## Figure collection entries:
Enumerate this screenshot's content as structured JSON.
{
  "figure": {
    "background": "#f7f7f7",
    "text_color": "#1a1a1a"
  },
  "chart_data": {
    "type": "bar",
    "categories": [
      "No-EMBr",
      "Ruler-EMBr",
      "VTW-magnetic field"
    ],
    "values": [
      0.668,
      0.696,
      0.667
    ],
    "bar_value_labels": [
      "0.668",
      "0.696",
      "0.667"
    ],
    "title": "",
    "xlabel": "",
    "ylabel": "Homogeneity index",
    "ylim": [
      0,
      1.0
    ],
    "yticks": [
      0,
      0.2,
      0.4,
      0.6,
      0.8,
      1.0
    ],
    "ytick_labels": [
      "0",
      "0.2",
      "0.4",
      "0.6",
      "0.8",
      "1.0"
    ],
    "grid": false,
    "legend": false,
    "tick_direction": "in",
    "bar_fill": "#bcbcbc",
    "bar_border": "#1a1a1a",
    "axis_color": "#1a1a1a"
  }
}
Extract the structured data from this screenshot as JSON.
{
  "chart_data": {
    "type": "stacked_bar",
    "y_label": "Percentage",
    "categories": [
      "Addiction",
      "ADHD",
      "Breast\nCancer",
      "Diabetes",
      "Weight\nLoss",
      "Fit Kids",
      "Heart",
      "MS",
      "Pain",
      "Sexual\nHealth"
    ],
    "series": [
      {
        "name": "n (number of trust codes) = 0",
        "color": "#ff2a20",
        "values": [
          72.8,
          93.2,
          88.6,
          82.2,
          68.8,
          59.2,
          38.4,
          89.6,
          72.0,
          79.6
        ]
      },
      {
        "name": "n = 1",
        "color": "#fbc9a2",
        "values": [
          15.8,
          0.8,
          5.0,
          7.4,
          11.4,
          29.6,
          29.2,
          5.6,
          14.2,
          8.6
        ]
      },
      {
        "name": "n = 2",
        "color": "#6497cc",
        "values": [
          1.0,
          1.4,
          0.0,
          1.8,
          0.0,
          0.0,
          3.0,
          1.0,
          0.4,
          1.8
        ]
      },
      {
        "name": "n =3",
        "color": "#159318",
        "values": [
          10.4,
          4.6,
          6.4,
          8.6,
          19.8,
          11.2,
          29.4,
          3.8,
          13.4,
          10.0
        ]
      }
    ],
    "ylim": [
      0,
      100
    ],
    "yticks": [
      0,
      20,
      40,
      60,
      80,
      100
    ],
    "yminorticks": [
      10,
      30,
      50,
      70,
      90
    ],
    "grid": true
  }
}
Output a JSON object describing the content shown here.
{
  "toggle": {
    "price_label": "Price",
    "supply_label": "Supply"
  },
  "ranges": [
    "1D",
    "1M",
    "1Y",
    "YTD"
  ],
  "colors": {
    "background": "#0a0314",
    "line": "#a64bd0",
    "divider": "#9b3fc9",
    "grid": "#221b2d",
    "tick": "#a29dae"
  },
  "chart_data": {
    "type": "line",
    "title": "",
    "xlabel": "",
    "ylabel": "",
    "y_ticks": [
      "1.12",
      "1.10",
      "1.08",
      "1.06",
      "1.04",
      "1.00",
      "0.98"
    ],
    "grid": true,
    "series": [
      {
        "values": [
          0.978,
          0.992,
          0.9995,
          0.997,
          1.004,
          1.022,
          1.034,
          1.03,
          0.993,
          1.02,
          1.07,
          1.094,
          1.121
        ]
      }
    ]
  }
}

## Stated goal:
Return all lines containing the word "this".

## Task response:
Enumerate this screenshot's content as structured JSON.
Extract the structured data from this screenshot as JSON.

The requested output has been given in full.